▶ [EXERCÍCIO PROPOSTO]:
Podes devolver, sem qualquer alteração, a passagem do texto sobre a Feira da Castanha que começa em "Da minha parte" e vai até "socio-economico deste concelho."?

▶ [EXCERTO DO TEXTO]:
::::::

Aquando da publicação desse livro, posso ainda informar que foram dirigidas cartas à autarquia com a versão correcta dos factos e o alerta que se estava a reproduzir uma versão incorrecta da história. Muito gostaria, como marvanense que sou, que as próximas edições dessa obra fossem na linha da verdadeira origem da Feira da Castanha - Festa do Castanheiro.
Da minha parte não deixarei de falar na verdadeira origem do evento mas lamento que desde então as entidades públicas (apesar de terem conhecimento dos factos) continuem sem interesse (pelo menos aparente) em explorar como, quem, quando e onde nasceu este que é o maior e mais reconhecido evento socio-economico deste concelho.
No entanto, há sempre tempo para corrigir a verdade dos factos, assim haja vontade e interesse em explorar a memória das boas coisas que se fazem por cá!

Catarina disse...

Boa noite Nuno
Entendo que o teor deste post te incomode, se de facto tudo se passou como descreves. Há alguns anos atrás fiz um artigo para o Boletim do Município sobre a Feira da Castanha,e aproveitei excertos aqui. Tive o cuidado de referir até fontes documentais que se te interessarem, posso-te enviar.
Quando se escreve sobre um tema desta importância corre-se sempre o risco de faltar algo, e no caso, assim foi.
Como não tenho memória dos factos, recorri a documentos e testemunhos.
Se como referes, o teu pai e o Sr. Garcia preferiram,por razões profissionais, não assumir protagonismos, é natural que os relatos à posteriori destaquem quem deu a cara. Não me parece que exista aqui vontade de esquecer propositadamente seja quem for, foram eles mesmo que fizeram essa opção desde o início.

::::::

▶ [MATERIAL DE ORIGEM]:
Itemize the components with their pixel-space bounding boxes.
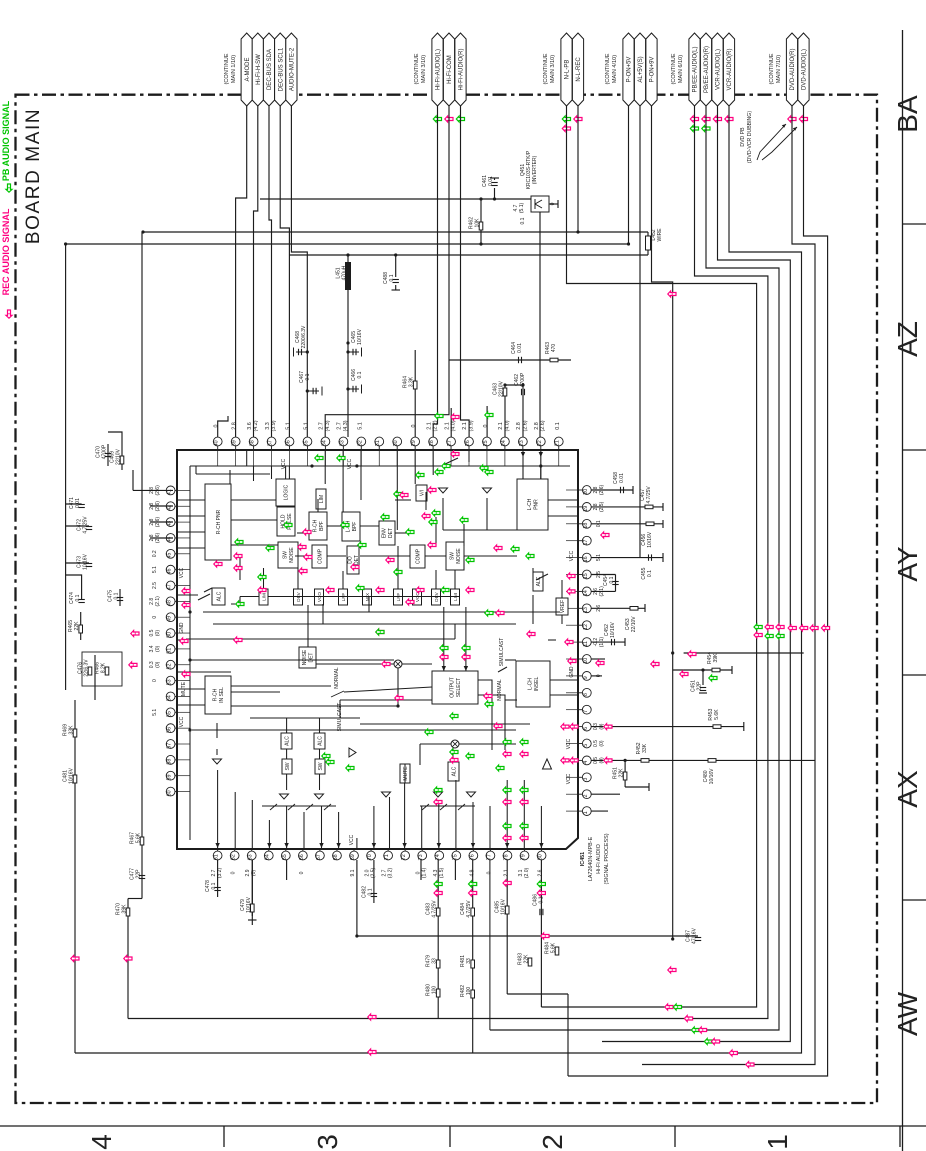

::::::

▶ [RESPOSTA À TAREFA]:
Da minha parte não deixarei de falar na verdadeira origem do evento mas lamento que desde então as entidades públicas (apesar de terem conhecimento dos factos) continuem sem interesse (pelo menos aparente) em explorar como, quem, quando e onde nasceu este que é o maior e mais reconhecido evento socio-economico deste concelho.